» **Written task**: Work through the entries below and report how many lines include "знаю". The number alone is the answer.

» **Dataset records**:
━━━━━━━━
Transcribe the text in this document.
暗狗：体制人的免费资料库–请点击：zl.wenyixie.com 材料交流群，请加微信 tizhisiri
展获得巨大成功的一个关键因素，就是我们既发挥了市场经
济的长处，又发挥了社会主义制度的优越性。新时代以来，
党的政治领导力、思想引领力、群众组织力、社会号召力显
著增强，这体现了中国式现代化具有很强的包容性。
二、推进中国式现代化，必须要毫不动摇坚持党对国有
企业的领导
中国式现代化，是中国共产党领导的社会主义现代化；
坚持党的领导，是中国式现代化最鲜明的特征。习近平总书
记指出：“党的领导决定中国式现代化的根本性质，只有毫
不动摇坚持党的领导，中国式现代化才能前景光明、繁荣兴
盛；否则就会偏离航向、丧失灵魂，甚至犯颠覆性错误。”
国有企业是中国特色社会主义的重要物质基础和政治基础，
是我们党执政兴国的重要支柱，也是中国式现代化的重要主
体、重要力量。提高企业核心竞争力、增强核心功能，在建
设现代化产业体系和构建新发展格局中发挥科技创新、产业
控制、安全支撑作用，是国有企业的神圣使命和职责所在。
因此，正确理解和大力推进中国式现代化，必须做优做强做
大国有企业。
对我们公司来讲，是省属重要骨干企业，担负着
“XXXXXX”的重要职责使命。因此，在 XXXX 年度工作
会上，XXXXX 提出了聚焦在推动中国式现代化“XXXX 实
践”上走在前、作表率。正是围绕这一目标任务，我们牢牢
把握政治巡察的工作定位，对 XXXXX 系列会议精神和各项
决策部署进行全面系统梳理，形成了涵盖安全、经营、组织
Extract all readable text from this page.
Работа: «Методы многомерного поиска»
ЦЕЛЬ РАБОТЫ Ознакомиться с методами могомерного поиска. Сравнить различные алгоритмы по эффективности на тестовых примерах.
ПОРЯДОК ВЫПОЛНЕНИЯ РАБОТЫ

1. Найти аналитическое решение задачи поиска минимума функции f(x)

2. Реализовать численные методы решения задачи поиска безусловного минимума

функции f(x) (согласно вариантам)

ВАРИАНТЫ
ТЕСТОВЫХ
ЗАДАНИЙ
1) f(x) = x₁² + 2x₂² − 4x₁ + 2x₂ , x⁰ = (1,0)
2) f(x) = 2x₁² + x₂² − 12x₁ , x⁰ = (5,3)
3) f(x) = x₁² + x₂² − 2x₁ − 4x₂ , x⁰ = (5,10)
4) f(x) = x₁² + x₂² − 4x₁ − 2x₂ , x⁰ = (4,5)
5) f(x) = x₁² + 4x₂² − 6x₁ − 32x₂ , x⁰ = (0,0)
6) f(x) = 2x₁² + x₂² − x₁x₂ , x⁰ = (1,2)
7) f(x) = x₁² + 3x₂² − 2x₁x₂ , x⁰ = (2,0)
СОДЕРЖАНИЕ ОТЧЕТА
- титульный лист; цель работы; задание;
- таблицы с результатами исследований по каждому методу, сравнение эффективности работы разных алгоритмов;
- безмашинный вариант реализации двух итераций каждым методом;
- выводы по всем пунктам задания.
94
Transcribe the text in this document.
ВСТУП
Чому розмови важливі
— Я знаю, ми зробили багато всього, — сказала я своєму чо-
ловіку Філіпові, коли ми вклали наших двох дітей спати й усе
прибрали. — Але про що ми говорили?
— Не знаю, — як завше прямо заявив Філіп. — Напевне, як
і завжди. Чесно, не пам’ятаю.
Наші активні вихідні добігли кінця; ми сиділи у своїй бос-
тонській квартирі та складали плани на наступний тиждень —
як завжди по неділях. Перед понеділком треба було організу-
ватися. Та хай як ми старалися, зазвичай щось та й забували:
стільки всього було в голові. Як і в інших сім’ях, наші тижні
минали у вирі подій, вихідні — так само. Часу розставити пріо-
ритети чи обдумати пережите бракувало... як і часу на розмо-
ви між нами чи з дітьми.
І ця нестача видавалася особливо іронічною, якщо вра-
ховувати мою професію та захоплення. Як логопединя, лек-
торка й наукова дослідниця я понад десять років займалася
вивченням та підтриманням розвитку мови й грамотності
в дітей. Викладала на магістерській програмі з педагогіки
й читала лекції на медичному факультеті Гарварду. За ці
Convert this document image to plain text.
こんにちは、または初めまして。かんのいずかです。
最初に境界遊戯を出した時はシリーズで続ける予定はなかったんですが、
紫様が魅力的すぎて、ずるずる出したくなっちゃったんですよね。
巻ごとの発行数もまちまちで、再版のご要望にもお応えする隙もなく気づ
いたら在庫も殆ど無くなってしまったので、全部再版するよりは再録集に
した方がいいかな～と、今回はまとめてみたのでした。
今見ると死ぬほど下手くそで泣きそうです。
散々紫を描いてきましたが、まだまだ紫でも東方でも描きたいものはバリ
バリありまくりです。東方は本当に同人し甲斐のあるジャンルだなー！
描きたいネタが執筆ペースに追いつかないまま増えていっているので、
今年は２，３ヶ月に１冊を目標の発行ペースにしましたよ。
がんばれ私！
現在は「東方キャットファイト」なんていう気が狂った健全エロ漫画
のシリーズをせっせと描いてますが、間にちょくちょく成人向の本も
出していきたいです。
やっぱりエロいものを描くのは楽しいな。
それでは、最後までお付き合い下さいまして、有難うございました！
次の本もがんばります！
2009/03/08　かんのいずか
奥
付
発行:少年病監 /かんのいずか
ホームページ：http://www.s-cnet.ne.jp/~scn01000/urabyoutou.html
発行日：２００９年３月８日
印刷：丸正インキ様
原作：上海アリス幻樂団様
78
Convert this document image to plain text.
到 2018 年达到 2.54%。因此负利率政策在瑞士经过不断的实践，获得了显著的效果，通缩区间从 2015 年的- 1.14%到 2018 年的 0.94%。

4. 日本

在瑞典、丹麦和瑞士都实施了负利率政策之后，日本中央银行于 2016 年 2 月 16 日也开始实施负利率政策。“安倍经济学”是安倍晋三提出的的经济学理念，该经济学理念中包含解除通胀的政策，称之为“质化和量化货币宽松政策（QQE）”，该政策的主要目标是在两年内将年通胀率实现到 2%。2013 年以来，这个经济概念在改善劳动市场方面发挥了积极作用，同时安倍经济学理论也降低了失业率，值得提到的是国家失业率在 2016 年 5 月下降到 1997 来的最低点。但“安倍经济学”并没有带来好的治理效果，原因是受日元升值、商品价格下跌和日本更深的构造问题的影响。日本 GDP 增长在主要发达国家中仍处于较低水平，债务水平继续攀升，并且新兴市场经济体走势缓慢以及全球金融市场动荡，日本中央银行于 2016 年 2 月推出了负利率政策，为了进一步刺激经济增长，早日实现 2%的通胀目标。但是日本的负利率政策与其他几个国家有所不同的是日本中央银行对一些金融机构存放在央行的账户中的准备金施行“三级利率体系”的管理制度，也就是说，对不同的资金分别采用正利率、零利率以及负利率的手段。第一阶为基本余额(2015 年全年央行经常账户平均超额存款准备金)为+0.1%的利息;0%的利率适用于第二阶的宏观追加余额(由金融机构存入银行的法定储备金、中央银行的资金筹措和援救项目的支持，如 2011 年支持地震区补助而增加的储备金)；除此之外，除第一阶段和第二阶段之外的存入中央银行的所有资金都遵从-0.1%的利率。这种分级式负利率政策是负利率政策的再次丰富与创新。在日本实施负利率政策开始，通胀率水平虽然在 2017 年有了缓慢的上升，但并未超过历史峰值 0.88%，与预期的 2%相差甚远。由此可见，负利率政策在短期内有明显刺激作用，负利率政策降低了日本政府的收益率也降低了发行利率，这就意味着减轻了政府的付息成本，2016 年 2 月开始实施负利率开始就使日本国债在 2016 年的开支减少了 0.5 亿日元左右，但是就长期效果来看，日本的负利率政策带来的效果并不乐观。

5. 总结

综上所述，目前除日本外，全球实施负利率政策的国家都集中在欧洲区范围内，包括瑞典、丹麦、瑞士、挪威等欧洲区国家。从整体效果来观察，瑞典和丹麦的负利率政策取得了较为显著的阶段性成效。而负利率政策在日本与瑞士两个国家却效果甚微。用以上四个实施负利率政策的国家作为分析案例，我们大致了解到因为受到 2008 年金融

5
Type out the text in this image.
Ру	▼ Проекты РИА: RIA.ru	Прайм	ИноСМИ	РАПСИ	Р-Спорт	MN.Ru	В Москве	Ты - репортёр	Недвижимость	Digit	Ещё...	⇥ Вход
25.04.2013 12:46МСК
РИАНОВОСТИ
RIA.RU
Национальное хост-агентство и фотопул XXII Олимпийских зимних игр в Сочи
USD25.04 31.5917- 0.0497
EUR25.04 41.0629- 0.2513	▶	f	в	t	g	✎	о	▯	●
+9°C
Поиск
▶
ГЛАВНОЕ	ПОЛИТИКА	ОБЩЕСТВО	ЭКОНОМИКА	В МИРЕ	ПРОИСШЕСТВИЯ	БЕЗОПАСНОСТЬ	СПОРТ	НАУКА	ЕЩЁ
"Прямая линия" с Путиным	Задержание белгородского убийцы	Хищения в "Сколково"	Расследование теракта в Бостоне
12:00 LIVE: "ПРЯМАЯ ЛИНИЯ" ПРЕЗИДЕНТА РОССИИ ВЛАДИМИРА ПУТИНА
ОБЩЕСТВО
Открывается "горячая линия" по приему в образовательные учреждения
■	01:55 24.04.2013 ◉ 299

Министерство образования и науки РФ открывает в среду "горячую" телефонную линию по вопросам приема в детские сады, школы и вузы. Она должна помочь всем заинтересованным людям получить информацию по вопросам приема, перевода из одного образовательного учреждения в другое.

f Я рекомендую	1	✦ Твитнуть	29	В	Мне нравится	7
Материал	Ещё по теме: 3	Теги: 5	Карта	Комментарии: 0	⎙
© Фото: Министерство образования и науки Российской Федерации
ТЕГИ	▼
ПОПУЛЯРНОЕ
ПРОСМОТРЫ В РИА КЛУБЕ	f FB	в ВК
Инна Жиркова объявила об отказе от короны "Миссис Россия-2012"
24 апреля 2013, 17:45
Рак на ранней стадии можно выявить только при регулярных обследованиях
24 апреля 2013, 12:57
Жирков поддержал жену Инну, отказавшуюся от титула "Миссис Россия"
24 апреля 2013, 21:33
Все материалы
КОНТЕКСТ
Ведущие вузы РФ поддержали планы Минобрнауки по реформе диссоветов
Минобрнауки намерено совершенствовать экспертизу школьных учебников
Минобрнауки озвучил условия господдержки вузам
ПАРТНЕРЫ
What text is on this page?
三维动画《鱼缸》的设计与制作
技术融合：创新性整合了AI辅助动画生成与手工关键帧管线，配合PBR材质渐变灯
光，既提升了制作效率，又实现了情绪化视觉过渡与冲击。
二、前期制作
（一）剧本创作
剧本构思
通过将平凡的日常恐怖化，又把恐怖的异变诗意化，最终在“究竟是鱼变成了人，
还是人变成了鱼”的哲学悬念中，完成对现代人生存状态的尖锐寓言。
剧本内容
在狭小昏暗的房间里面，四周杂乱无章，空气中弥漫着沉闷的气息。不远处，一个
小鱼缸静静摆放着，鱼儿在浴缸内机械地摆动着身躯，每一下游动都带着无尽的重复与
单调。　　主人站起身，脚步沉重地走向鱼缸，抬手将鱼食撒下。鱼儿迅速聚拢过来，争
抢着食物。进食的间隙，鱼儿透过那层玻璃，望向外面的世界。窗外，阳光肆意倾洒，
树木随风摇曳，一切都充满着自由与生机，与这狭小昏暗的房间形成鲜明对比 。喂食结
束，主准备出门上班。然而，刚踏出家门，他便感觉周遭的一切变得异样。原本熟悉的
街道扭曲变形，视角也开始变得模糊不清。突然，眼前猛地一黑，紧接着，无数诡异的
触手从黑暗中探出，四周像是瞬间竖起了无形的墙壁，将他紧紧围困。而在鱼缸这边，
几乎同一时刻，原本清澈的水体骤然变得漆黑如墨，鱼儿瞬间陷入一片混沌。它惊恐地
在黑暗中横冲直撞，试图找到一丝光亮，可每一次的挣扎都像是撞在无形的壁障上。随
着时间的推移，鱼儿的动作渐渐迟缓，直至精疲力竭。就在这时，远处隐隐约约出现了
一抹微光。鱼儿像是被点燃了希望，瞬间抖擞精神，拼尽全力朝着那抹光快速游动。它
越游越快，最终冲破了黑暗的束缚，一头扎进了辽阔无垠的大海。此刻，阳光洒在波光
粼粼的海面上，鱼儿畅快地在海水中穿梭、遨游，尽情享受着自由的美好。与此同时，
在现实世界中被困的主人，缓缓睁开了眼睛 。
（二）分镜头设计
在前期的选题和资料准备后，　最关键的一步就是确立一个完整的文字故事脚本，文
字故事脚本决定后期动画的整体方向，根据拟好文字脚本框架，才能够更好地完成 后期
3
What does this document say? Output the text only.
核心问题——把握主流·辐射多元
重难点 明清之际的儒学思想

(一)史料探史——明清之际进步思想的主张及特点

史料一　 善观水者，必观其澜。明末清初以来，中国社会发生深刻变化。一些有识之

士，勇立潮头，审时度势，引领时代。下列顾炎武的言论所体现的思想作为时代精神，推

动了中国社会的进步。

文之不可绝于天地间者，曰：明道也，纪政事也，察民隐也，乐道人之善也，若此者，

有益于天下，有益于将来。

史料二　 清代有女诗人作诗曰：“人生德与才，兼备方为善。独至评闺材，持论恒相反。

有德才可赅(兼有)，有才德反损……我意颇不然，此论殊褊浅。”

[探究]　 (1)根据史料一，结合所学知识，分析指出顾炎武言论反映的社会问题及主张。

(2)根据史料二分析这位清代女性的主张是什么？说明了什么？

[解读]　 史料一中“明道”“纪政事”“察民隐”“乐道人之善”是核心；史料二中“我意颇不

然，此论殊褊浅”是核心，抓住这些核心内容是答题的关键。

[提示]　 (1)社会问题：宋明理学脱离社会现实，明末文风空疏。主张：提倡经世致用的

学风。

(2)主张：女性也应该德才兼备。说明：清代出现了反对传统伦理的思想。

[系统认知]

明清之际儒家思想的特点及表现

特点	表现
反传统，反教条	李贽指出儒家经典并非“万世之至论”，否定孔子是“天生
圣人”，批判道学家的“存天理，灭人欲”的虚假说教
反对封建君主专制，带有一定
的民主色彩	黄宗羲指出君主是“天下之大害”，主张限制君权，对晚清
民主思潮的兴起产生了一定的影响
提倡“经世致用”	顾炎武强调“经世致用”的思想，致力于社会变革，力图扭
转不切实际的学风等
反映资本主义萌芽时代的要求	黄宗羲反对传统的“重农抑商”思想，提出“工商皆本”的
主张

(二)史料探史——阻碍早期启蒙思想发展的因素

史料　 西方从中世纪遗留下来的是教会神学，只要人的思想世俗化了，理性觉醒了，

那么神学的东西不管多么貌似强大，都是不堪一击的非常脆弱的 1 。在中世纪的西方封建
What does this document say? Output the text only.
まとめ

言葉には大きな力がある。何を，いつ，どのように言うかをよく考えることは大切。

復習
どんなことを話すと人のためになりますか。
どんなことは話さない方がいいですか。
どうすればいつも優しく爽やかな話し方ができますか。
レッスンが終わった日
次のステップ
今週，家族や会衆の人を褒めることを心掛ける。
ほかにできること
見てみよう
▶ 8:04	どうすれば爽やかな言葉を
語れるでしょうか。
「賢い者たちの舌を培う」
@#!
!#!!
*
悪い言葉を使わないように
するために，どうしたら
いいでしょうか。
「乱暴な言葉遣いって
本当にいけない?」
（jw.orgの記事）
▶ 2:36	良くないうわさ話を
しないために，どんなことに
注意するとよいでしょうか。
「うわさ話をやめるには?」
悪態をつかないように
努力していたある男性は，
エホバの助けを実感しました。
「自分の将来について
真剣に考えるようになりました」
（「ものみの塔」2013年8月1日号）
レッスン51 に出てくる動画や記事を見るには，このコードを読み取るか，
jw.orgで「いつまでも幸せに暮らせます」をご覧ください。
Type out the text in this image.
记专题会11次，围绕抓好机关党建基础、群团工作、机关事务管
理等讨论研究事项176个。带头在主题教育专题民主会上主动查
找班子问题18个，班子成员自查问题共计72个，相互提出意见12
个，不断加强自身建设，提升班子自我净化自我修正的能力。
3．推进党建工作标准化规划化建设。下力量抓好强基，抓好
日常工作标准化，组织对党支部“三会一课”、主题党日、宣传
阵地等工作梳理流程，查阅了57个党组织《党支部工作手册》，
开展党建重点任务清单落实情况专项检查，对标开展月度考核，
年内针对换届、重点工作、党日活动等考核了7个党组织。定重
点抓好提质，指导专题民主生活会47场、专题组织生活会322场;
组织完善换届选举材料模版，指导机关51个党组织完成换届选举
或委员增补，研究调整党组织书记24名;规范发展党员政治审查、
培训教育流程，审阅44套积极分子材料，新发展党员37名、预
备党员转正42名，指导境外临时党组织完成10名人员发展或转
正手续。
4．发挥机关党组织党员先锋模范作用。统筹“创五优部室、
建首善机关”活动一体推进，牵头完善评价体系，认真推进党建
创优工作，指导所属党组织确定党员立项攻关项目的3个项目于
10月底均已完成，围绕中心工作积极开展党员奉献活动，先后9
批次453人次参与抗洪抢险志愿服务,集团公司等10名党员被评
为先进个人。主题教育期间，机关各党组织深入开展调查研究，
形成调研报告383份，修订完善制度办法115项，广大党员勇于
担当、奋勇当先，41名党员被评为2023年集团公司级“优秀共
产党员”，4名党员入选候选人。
━━━━━━━━
» **Correct answer**: 2